• [Problem to work on]:
Copy every line of the listing exactly.
— Begin —
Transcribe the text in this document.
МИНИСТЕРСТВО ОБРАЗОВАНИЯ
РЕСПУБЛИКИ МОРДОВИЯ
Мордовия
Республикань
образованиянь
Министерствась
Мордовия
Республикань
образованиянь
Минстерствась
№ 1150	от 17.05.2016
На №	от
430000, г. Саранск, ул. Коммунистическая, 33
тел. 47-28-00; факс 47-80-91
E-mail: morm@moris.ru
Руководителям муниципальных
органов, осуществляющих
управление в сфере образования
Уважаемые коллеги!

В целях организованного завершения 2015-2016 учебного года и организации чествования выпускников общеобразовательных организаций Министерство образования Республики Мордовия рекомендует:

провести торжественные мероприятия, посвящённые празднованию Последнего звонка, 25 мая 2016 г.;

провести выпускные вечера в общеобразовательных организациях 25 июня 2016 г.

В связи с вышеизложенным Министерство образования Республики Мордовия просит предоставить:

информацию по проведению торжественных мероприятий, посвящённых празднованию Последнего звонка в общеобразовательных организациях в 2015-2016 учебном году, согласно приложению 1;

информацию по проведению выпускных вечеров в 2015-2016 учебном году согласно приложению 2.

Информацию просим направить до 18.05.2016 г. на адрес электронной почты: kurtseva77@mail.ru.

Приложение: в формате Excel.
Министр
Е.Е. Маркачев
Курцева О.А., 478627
— End —
• [Task answer]:
Transcribe the text in this document.
МИНИСТЕРСТВО ОБРАЗОВАНИЯ
РЕСПУБЛИКИ МОРДОВИЯ
Мордовия
Республикань
образованиянь
Министерствась
Мордовия
Республикань
образованиянь
Минстерствась
№ 1150	от 17.05.2016
На №	от
430000, г. Саранск, ул. Коммунистическая, 33
тел. 47-28-00; факс 47-80-91
E-mail: morm@moris.ru
Руководителям муниципальных
органов, осуществляющих
управление в сфере образования
Уважаемые коллеги!

В целях организованного завершения 2015-2016 учебного года и организации чествования выпускников общеобразовательных организаций Министерство образования Республики Мордовия рекомендует:

провести торжественные мероприятия, посвящённые празднованию Последнего звонка, 25 мая 2016 г.;

провести выпускные вечера в общеобразовательных организациях 25 июня 2016 г.

В связи с вышеизложенным Министерство образования Республики Мордовия просит предоставить:

информацию по проведению торжественных мероприятий, посвящённых празднованию Последнего звонка в общеобразовательных организациях в 2015-2016 учебном году, согласно приложению 1;

информацию по проведению выпускных вечеров в 2015-2016 учебном году согласно приложению 2.

Информацию просим направить до 18.05.2016 г. на адрес электронной почты: kurtseva77@mail.ru.

Приложение: в формате Excel.
Министр
Е.Е. Маркачев
Курцева О.А., 478627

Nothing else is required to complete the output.